begin EXCERPTED DATA

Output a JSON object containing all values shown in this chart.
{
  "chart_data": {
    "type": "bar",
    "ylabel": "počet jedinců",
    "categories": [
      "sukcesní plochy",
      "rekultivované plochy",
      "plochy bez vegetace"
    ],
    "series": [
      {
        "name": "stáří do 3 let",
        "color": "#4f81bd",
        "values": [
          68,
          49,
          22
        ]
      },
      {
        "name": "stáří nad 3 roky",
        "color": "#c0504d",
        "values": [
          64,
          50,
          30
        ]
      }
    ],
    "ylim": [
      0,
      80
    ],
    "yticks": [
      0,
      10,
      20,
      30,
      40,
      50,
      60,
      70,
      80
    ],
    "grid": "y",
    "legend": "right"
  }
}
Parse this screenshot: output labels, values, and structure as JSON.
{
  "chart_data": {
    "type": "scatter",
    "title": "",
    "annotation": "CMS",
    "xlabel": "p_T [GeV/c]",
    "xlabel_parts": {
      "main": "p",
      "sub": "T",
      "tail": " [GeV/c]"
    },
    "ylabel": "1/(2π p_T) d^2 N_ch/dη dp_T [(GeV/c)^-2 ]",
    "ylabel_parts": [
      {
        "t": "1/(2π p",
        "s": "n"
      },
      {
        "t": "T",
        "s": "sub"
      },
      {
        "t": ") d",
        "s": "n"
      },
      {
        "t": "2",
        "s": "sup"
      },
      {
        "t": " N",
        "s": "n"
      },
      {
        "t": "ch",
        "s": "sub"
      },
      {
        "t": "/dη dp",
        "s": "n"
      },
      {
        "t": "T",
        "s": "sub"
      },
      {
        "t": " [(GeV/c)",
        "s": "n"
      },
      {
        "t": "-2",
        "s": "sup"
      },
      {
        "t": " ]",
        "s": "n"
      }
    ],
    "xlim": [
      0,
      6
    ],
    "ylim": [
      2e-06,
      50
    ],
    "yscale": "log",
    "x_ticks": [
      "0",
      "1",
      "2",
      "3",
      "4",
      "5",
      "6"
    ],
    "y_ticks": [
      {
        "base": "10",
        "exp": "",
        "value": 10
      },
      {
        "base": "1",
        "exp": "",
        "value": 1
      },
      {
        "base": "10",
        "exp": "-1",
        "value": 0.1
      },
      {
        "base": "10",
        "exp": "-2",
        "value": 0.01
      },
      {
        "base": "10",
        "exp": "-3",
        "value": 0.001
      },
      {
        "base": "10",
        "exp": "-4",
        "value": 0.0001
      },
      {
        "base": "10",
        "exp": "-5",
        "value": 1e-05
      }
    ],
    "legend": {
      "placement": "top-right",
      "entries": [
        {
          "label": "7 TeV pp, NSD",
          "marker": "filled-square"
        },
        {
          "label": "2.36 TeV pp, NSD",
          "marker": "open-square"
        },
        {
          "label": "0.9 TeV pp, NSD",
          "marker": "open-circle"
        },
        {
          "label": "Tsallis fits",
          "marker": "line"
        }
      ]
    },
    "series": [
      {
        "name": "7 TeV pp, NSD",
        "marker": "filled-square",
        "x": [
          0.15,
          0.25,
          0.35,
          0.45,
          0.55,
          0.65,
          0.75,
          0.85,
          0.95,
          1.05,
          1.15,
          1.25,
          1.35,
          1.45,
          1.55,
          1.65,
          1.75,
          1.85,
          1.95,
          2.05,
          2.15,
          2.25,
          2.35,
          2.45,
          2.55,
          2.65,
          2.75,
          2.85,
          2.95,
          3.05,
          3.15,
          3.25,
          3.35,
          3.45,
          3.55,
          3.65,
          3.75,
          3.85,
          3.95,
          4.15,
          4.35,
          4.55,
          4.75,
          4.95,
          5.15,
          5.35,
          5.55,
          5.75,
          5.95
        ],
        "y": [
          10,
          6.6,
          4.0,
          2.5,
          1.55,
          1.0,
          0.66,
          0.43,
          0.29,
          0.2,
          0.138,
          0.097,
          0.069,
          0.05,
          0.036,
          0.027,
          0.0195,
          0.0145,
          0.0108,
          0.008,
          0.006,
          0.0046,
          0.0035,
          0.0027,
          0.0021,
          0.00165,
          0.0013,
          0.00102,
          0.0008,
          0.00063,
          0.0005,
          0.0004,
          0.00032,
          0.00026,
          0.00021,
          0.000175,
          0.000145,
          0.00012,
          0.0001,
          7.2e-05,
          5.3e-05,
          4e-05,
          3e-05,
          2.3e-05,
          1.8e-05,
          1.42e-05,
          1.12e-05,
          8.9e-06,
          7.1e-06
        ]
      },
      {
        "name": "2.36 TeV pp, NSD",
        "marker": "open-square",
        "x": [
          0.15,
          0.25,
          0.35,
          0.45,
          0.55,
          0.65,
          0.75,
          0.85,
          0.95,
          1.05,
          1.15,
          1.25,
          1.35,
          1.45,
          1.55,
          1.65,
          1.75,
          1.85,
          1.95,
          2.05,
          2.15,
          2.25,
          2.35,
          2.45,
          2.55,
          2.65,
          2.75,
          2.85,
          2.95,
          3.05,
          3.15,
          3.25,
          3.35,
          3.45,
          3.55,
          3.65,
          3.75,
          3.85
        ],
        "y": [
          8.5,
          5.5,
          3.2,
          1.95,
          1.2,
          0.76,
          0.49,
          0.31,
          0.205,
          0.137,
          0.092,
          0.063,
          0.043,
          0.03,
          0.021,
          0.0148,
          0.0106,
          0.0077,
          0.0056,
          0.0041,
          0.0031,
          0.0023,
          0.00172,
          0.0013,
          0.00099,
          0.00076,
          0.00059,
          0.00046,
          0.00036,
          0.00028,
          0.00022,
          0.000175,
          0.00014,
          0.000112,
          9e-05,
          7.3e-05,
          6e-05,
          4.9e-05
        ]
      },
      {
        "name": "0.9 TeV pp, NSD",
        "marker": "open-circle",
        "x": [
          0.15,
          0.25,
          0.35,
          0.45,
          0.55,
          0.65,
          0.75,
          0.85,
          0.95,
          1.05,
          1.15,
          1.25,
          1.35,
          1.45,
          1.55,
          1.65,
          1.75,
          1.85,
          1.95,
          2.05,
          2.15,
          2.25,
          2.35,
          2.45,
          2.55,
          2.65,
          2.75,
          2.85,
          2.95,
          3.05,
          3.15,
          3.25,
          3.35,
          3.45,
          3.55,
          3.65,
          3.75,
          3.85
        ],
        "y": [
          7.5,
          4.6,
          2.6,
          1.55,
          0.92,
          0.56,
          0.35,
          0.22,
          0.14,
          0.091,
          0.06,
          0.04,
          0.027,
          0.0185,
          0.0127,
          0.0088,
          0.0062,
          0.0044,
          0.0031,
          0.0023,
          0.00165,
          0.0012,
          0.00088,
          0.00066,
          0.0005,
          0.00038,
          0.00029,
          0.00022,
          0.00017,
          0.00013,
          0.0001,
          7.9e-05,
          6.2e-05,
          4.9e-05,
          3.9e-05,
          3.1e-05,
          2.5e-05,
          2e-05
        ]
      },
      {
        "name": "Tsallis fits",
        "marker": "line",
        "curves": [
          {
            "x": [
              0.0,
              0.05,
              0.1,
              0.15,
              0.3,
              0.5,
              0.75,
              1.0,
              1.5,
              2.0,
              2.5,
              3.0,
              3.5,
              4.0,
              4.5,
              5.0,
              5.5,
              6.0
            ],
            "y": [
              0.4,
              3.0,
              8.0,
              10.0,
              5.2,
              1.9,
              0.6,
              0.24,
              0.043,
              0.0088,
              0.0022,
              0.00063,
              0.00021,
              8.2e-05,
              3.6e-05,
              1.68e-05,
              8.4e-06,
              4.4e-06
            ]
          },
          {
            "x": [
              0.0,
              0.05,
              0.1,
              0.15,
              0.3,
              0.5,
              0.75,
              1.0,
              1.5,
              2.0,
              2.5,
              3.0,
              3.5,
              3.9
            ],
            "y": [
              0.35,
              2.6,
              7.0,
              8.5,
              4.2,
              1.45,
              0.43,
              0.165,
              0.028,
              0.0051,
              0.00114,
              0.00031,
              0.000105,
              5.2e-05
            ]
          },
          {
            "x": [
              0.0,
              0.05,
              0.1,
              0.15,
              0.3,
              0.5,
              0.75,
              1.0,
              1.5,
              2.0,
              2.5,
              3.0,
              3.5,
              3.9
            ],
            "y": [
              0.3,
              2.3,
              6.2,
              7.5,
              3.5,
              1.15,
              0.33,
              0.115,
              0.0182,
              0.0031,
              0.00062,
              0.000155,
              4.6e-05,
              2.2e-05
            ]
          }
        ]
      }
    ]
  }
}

end EXCERPTED DATA

_EXERCISE TASK_
Look over the listing. Pull out every line with the string "JSON" in it.

_ANSWER IN FULL_
Output a JSON object containing all values shown in this chart.
Parse this screenshot: output labels, values, and structure as JSON.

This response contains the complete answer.